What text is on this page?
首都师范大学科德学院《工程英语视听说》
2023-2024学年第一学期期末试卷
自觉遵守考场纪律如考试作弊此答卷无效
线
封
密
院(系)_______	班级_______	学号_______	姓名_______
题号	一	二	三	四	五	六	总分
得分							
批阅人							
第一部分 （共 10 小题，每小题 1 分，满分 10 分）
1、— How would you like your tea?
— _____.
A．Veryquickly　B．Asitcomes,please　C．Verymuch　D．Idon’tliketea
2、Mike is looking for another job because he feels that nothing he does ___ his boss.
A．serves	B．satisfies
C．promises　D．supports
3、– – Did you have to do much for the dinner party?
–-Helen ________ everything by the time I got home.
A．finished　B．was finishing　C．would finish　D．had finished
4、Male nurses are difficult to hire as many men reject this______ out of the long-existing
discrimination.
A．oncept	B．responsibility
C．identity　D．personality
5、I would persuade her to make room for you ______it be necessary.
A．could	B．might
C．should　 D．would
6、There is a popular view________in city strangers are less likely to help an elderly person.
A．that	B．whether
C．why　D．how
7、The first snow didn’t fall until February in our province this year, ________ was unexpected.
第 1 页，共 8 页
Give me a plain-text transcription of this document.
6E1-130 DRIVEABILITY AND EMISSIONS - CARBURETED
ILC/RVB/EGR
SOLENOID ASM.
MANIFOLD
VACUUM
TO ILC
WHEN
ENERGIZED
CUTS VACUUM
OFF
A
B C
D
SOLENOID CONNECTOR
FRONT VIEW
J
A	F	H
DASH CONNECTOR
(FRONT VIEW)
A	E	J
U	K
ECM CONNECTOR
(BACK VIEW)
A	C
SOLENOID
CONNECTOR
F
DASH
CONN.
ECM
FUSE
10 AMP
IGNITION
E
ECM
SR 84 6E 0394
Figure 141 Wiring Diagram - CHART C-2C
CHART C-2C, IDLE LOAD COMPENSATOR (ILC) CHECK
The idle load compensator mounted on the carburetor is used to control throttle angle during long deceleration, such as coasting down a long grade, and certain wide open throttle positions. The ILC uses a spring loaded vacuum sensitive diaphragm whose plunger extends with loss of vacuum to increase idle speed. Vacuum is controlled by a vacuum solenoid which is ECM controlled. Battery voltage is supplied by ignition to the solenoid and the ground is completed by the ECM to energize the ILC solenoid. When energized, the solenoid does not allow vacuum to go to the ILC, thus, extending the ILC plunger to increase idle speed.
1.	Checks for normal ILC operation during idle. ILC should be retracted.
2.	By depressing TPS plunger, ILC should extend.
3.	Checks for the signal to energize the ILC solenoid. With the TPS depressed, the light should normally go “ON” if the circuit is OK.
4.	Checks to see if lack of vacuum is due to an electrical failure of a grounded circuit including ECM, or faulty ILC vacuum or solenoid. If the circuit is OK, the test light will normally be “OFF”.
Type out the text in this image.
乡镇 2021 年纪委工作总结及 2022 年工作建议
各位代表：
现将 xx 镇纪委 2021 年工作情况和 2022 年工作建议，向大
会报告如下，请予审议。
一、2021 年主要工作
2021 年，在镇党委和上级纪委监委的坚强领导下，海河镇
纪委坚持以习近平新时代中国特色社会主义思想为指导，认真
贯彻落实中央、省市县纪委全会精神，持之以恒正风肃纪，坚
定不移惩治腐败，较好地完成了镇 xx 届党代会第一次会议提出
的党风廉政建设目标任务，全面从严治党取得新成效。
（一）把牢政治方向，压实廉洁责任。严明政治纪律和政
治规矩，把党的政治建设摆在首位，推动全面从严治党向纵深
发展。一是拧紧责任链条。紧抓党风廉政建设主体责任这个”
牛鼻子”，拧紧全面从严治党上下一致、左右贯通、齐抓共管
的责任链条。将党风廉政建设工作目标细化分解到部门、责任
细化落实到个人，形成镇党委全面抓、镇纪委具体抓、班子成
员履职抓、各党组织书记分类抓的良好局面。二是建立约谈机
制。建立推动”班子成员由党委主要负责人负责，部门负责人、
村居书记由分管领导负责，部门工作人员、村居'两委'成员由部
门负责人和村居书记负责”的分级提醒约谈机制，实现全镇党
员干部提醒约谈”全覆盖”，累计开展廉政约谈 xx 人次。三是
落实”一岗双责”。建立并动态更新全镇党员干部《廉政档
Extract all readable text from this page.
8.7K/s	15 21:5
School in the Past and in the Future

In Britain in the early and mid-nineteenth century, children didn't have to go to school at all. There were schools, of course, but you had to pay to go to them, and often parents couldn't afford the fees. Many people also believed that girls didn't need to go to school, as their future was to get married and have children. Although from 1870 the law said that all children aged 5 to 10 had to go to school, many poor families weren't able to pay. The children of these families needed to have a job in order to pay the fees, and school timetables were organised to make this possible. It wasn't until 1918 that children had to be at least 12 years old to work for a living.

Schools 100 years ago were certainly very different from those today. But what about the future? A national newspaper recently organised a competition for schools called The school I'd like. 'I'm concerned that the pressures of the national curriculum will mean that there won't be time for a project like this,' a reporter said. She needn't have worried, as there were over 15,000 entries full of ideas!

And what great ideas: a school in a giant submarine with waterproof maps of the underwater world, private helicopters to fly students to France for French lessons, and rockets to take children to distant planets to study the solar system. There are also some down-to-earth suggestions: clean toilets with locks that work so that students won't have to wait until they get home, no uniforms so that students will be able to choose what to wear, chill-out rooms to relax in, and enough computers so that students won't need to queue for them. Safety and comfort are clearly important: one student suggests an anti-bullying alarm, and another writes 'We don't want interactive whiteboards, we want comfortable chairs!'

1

○ ○ ○ ○ ○

GIVEN PROBLEM: The listing above should be transcribed in full, exactly as written.

OUTPUT OF THE TASK:
What text is on this page?
首都师范大学科德学院《工程英语视听说》
2023-2024学年第一学期期末试卷
自觉遵守考场纪律如考试作弊此答卷无效
线
封
密
院(系)_______	班级_______	学号_______	姓名_______
题号	一	二	三	四	五	六	总分
得分							
批阅人							
第一部分 （共 10 小题，每小题 1 分，满分 10 分）
1、— How would you like your tea?
— _____.
A．Veryquickly　B．Asitcomes,please　C．Verymuch　D．Idon’tliketea
2、Mike is looking for another job because he feels that nothing he does ___ his boss.
A．serves	B．satisfies
C．promises　D．supports
3、– – Did you have to do much for the dinner party?
–-Helen ________ everything by the time I got home.
A．finished　B．was finishing　C．would finish　D．had finished
4、Male nurses are difficult to hire as many men reject this______ out of the long-existing
discrimination.
A．oncept	B．responsibility
C．identity　D．personality
5、I would persuade her to make room for you ______it be necessary.
A．could	B．might
C．should　 D．would
6、There is a popular view________in city strangers are less likely to help an elderly person.
A．that	B．whether
C．why　D．how
7、The first snow didn’t fall until February in our province this year, ________ was unexpected.
第 1 页，共 8 页
Give me a plain-text transcription of this document.
6E1-130 DRIVEABILITY AND EMISSIONS - CARBURETED
ILC/RVB/EGR
SOLENOID ASM.
MANIFOLD
VACUUM
TO ILC
WHEN
ENERGIZED
CUTS VACUUM
OFF
A
B C
D
SOLENOID CONNECTOR
FRONT VIEW
J
A	F	H
DASH CONNECTOR
(FRONT VIEW)
A	E	J
U	K
ECM CONNECTOR
(BACK VIEW)
A	C
SOLENOID
CONNECTOR
F
DASH
CONN.
ECM
FUSE
10 AMP
IGNITION
E
ECM
SR 84 6E 0394
Figure 141 Wiring Diagram - CHART C-2C
CHART C-2C, IDLE LOAD COMPENSATOR (ILC) CHECK
The idle load compensator mounted on the carburetor is used to control throttle angle during long deceleration, such as coasting down a long grade, and certain wide open throttle positions. The ILC uses a spring loaded vacuum sensitive diaphragm whose plunger extends with loss of vacuum to increase idle speed. Vacuum is controlled by a vacuum solenoid which is ECM controlled. Battery voltage is supplied by ignition to the solenoid and the ground is completed by the ECM to energize the ILC solenoid. When energized, the solenoid does not allow vacuum to go to the ILC, thus, extending the ILC plunger to increase idle speed.
1.	Checks for normal ILC operation during idle. ILC should be retracted.
2.	By depressing TPS plunger, ILC should extend.
3.	Checks for the signal to energize the ILC solenoid. With the TPS depressed, the light should normally go “ON” if the circuit is OK.
4.	Checks to see if lack of vacuum is due to an electrical failure of a grounded circuit including ECM, or faulty ILC vacuum or solenoid. If the circuit is OK, the test light will normally be “OFF”.
Type out the text in this image.
乡镇 2021 年纪委工作总结及 2022 年工作建议
各位代表：
现将 xx 镇纪委 2021 年工作情况和 2022 年工作建议，向大
会报告如下，请予审议。
一、2021 年主要工作
2021 年，在镇党委和上级纪委监委的坚强领导下，海河镇
纪委坚持以习近平新时代中国特色社会主义思想为指导，认真
贯彻落实中央、省市县纪委全会精神，持之以恒正风肃纪，坚
定不移惩治腐败，较好地完成了镇 xx 届党代会第一次会议提出
的党风廉政建设目标任务，全面从严治党取得新成效。
（一）把牢政治方向，压实廉洁责任。严明政治纪律和政
治规矩，把党的政治建设摆在首位，推动全面从严治党向纵深
发展。一是拧紧责任链条。紧抓党风廉政建设主体责任这个”
牛鼻子”，拧紧全面从严治党上下一致、左右贯通、齐抓共管
的责任链条。将党风廉政建设工作目标细化分解到部门、责任
细化落实到个人，形成镇党委全面抓、镇纪委具体抓、班子成
员履职抓、各党组织书记分类抓的良好局面。二是建立约谈机
制。建立推动”班子成员由党委主要负责人负责，部门负责人、
村居书记由分管领导负责，部门工作人员、村居'两委'成员由部
门负责人和村居书记负责”的分级提醒约谈机制，实现全镇党
员干部提醒约谈”全覆盖”，累计开展廉政约谈 xx 人次。三是
落实”一岗双责”。建立并动态更新全镇党员干部《廉政档
Extract all readable text from this page.
8.7K/s	15 21:5
School in the Past and in the Future

In Britain in the early and mid-nineteenth century, children didn't have to go to school at all. There were schools, of course, but you had to pay to go to them, and often parents couldn't afford the fees. Many people also believed that girls didn't need to go to school, as their future was to get married and have children. Although from 1870 the law said that all children aged 5 to 10 had to go to school, many poor families weren't able to pay. The children of these families needed to have a job in order to pay the fees, and school timetables were organised to make this possible. It wasn't until 1918 that children had to be at least 12 years old to work for a living.

Schools 100 years ago were certainly very different from those today. But what about the future? A national newspaper recently organised a competition for schools called The school I'd like. 'I'm concerned that the pressures of the national curriculum will mean that there won't be time for a project like this,' a reporter said. She needn't have worried, as there were over 15,000 entries full of ideas!

And what great ideas: a school in a giant submarine with waterproof maps of the underwater world, private helicopters to fly students to France for French lessons, and rockets to take children to distant planets to study the solar system. There are also some down-to-earth suggestions: clean toilets with locks that work so that students won't have to wait until they get home, no uniforms so that students will be able to choose what to wear, chill-out rooms to relax in, and enough computers so that students won't need to queue for them. Safety and comfort are clearly important: one student suggests an anti-bullying alarm, and another writes 'We don't want interactive whiteboards, we want comfortable chairs!'

1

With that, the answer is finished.